THE REQUEST
Retype each line of the material exactly, please, skipping any picture in it.

Dataset entries on figures
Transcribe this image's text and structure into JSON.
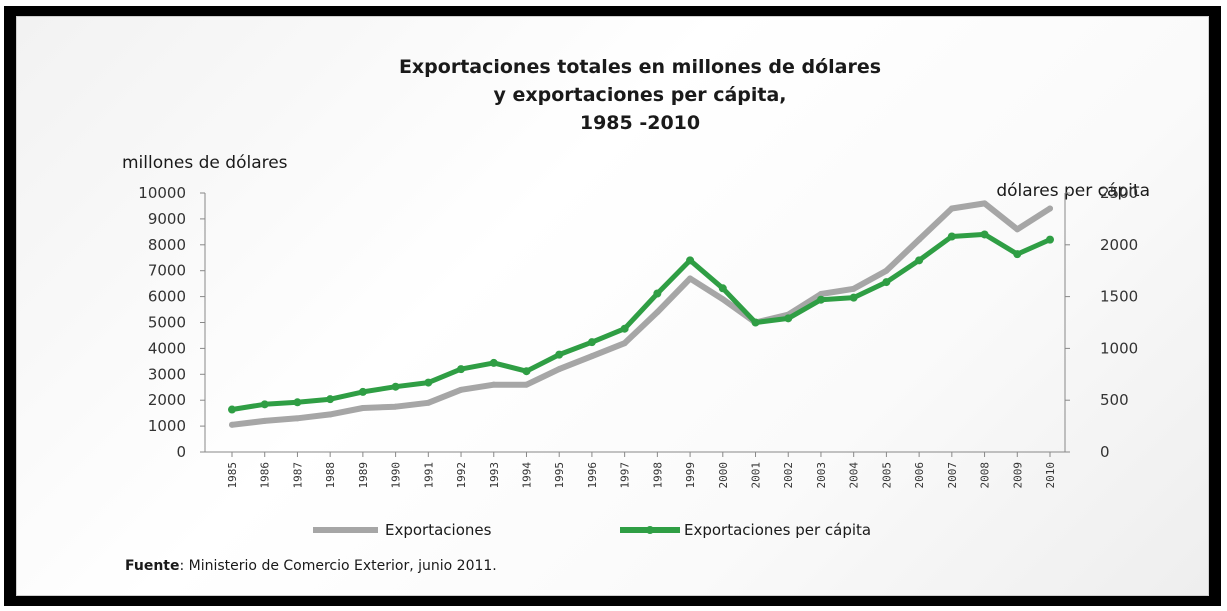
{
  "chart_data": {
    "type": "line",
    "title_lines": [
      "Exportaciones totales en millones de dólares",
      "y exportaciones  per cápita,",
      "1985 -2010"
    ],
    "ylabel_left": "millones de dólares",
    "ylabel_right": "dólares per cápita",
    "ylim_left": [
      0,
      10000
    ],
    "ylim_right": [
      0,
      2500
    ],
    "yticks_left": [
      "0",
      "1000",
      "2000",
      "3000",
      "4000",
      "5000",
      "6000",
      "7000",
      "8000",
      "9000",
      "10000"
    ],
    "yticks_right": [
      "0",
      "500",
      "1000",
      "1500",
      "2000",
      "2500"
    ],
    "x": [
      "1985",
      "1986",
      "1987",
      "1988",
      "1989",
      "1990",
      "1991",
      "1992",
      "1993",
      "1994",
      "1995",
      "1996",
      "1997",
      "1998",
      "1999",
      "2000",
      "2001",
      "2002",
      "2003",
      "2004",
      "2005",
      "2006",
      "2007",
      "2008",
      "2009",
      "2010"
    ],
    "series": [
      {
        "name": "Exportaciones",
        "axis": "left",
        "color": "#a6a6a6",
        "values": [
          1050,
          1200,
          1300,
          1450,
          1700,
          1750,
          1900,
          2400,
          2600,
          2600,
          3200,
          3700,
          4200,
          5400,
          6700,
          5900,
          5000,
          5300,
          6100,
          6300,
          7000,
          8200,
          9400,
          9600,
          8600,
          9400
        ]
      },
      {
        "name": "Exportaciones per cápita",
        "axis": "right",
        "color": "#2f9e44",
        "values": [
          410,
          460,
          480,
          510,
          580,
          630,
          670,
          800,
          860,
          780,
          940,
          1060,
          1190,
          1530,
          1850,
          1580,
          1250,
          1290,
          1470,
          1490,
          1640,
          1850,
          2080,
          2100,
          1910,
          2050
        ]
      }
    ],
    "legend_position": "bottom"
  },
  "source": {
    "label": "Fuente",
    "text": ": Ministerio de Comercio Exterior, junio 2011."
  }
}
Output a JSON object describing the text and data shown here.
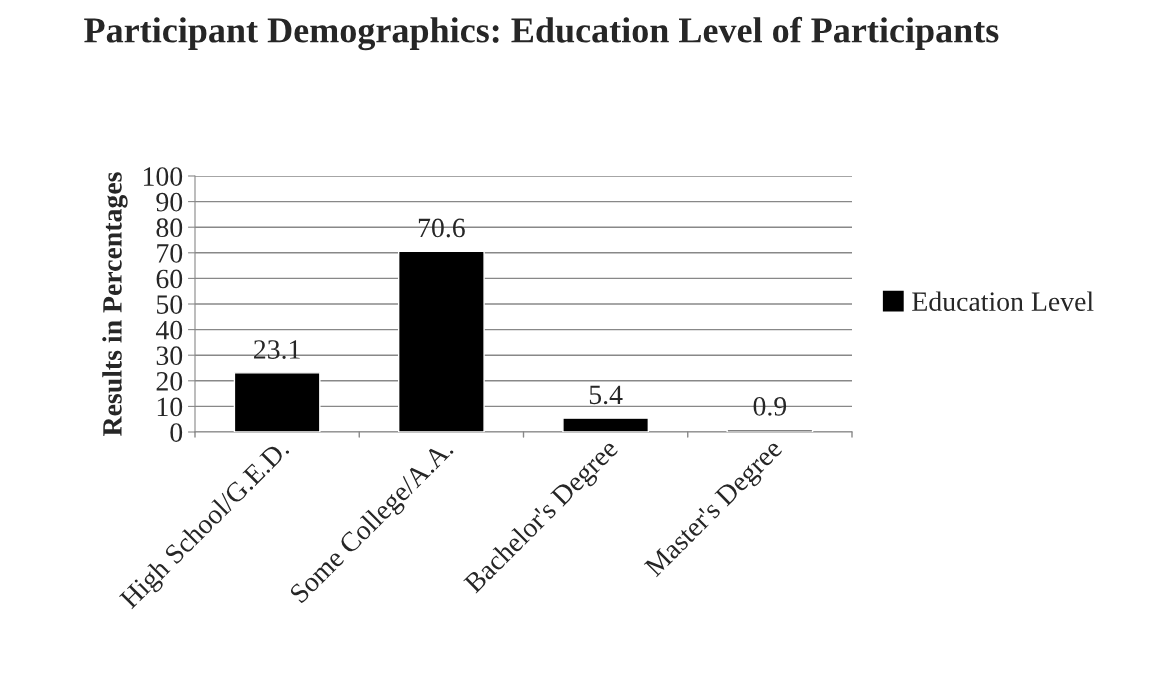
{
  "chart_data": {
    "type": "bar",
    "title": "Participant Demographics: Education Level of Participants",
    "ylabel": "Results in Percentages",
    "categories": [
      "High School/G.E.D.",
      "Some College/A.A.",
      "Bachelor's Degree",
      "Master's Degree"
    ],
    "series": [
      {
        "name": "Education Level",
        "color": "#000000",
        "values": [
          23.1,
          70.6,
          5.4,
          0.9
        ]
      }
    ],
    "ylim": [
      0,
      100
    ],
    "yticks": [
      0,
      10,
      20,
      30,
      40,
      50,
      60,
      70,
      80,
      90,
      100
    ],
    "grid": "y",
    "legend": "right",
    "data_labels": true
  }
}
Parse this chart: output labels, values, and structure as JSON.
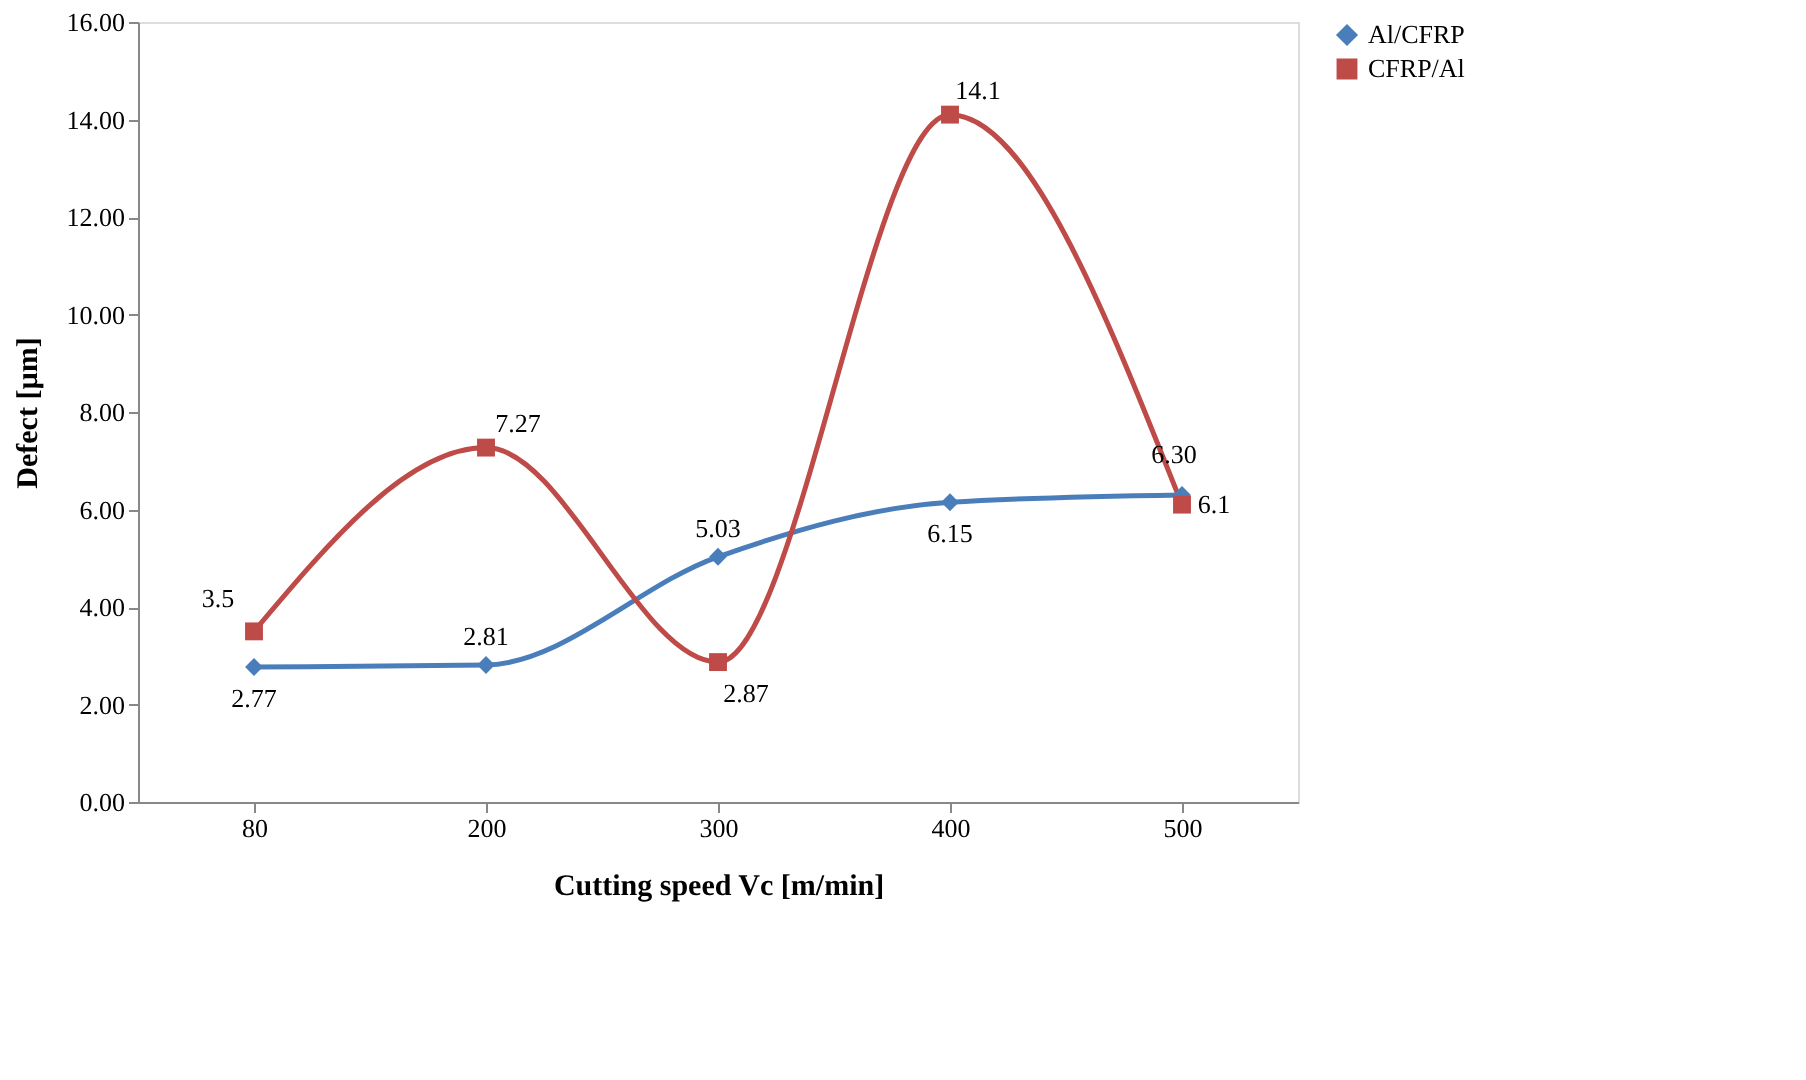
{
  "chart_data": {
    "type": "line",
    "xlabel": "Cutting speed Vc [m/min]",
    "ylabel": "Defect [µm]",
    "categories": [
      "80",
      "200",
      "300",
      "400",
      "500"
    ],
    "ylim": [
      0,
      16
    ],
    "yticks": [
      {
        "value": 0,
        "label": "0.00"
      },
      {
        "value": 2,
        "label": "2.00"
      },
      {
        "value": 4,
        "label": "4.00"
      },
      {
        "value": 6,
        "label": "6.00"
      },
      {
        "value": 8,
        "label": "8.00"
      },
      {
        "value": 10,
        "label": "10.00"
      },
      {
        "value": 12,
        "label": "12.00"
      },
      {
        "value": 14,
        "label": "14.00"
      },
      {
        "value": 16,
        "label": "16.00"
      }
    ],
    "grid": false,
    "legend": "right",
    "line_style": "solid",
    "series": [
      {
        "name": "Al/CFRP",
        "color": "#4a7ebb",
        "marker": "diamond",
        "values": [
          2.77,
          2.81,
          5.03,
          6.15,
          6.3
        ],
        "value_labels": [
          "2.77",
          "2.81",
          "5.03",
          "6.15",
          "6.30"
        ]
      },
      {
        "name": "CFRP/Al",
        "color": "#be4b48",
        "marker": "square",
        "values": [
          3.5,
          7.27,
          2.87,
          14.1,
          6.1
        ],
        "value_labels": [
          "3.5",
          "7.27",
          "2.87",
          "14.1",
          "6.1"
        ]
      }
    ]
  }
}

CORRECT RESPONSE
Transcribe this image's text and structure into JSON.
{
  "chart_data": {
    "type": "line",
    "title_lines": [
      "Exportaciones totales en millones de dólares",
      "y exportaciones  per cápita,",
      "1985 -2010"
    ],
    "ylabel_left": "millones de dólares",
    "ylabel_right": "dólares per cápita",
    "ylim_left": [
      0,
      10000
    ],
    "ylim_right": [
      0,
      2500
    ],
    "yticks_left": [
      "0",
      "1000",
      "2000",
      "3000",
      "4000",
      "5000",
      "6000",
      "7000",
      "8000",
      "9000",
      "10000"
    ],
    "yticks_right": [
      "0",
      "500",
      "1000",
      "1500",
      "2000",
      "2500"
    ],
    "x": [
      "1985",
      "1986",
      "1987",
      "1988",
      "1989",
      "1990",
      "1991",
      "1992",
      "1993",
      "1994",
      "1995",
      "1996",
      "1997",
      "1998",
      "1999",
      "2000",
      "2001",
      "2002",
      "2003",
      "2004",
      "2005",
      "2006",
      "2007",
      "2008",
      "2009",
      "2010"
    ],
    "series": [
      {
        "name": "Exportaciones",
        "axis": "left",
        "color": "#a6a6a6",
        "values": [
          1050,
          1200,
          1300,
          1450,
          1700,
          1750,
          1900,
          2400,
          2600,
          2600,
          3200,
          3700,
          4200,
          5400,
          6700,
          5900,
          5000,
          5300,
          6100,
          6300,
          7000,
          8200,
          9400,
          9600,
          8600,
          9400
        ]
      },
      {
        "name": "Exportaciones per cápita",
        "axis": "right",
        "color": "#2f9e44",
        "values": [
          410,
          460,
          480,
          510,
          580,
          630,
          670,
          800,
          860,
          780,
          940,
          1060,
          1190,
          1530,
          1850,
          1580,
          1250,
          1290,
          1470,
          1490,
          1640,
          1850,
          2080,
          2100,
          1910,
          2050
        ]
      }
    ],
    "legend_position": "bottom"
  },
  "source": {
    "label": "Fuente",
    "text": ": Ministerio de Comercio Exterior, junio 2011."
  }
}
Output a JSON object describing the text and data shown here.
{
  "chart_data": {
    "type": "bar",
    "title": "Participant Demographics: Education Level of Participants",
    "ylabel": "Results in Percentages",
    "categories": [
      "High School/G.E.D.",
      "Some College/A.A.",
      "Bachelor's Degree",
      "Master's Degree"
    ],
    "series": [
      {
        "name": "Education Level",
        "color": "#000000",
        "values": [
          23.1,
          70.6,
          5.4,
          0.9
        ]
      }
    ],
    "ylim": [
      0,
      100
    ],
    "yticks": [
      0,
      10,
      20,
      30,
      40,
      50,
      60,
      70,
      80,
      90,
      100
    ],
    "grid": "y",
    "legend": "right",
    "data_labels": true
  }
}
Parse this chart: output labels, values, and structure as JSON.
{
  "chart_data": {
    "type": "line",
    "xlabel": "Cutting speed Vc [m/min]",
    "ylabel": "Defect [µm]",
    "categories": [
      "80",
      "200",
      "300",
      "400",
      "500"
    ],
    "ylim": [
      0,
      16
    ],
    "yticks": [
      {
        "value": 0,
        "label": "0.00"
      },
      {
        "value": 2,
        "label": "2.00"
      },
      {
        "value": 4,
        "label": "4.00"
      },
      {
        "value": 6,
        "label": "6.00"
      },
      {
        "value": 8,
        "label": "8.00"
      },
      {
        "value": 10,
        "label": "10.00"
      },
      {
        "value": 12,
        "label": "12.00"
      },
      {
        "value": 14,
        "label": "14.00"
      },
      {
        "value": 16,
        "label": "16.00"
      }
    ],
    "grid": false,
    "legend": "right",
    "line_style": "solid",
    "series": [
      {
        "name": "Al/CFRP",
        "color": "#4a7ebb",
        "marker": "diamond",
        "values": [
          2.77,
          2.81,
          5.03,
          6.15,
          6.3
        ],
        "value_labels": [
          "2.77",
          "2.81",
          "5.03",
          "6.15",
          "6.30"
        ]
      },
      {
        "name": "CFRP/Al",
        "color": "#be4b48",
        "marker": "square",
        "values": [
          3.5,
          7.27,
          2.87,
          14.1,
          6.1
        ],
        "value_labels": [
          "3.5",
          "7.27",
          "2.87",
          "14.1",
          "6.1"
        ]
      }
    ]
  }
}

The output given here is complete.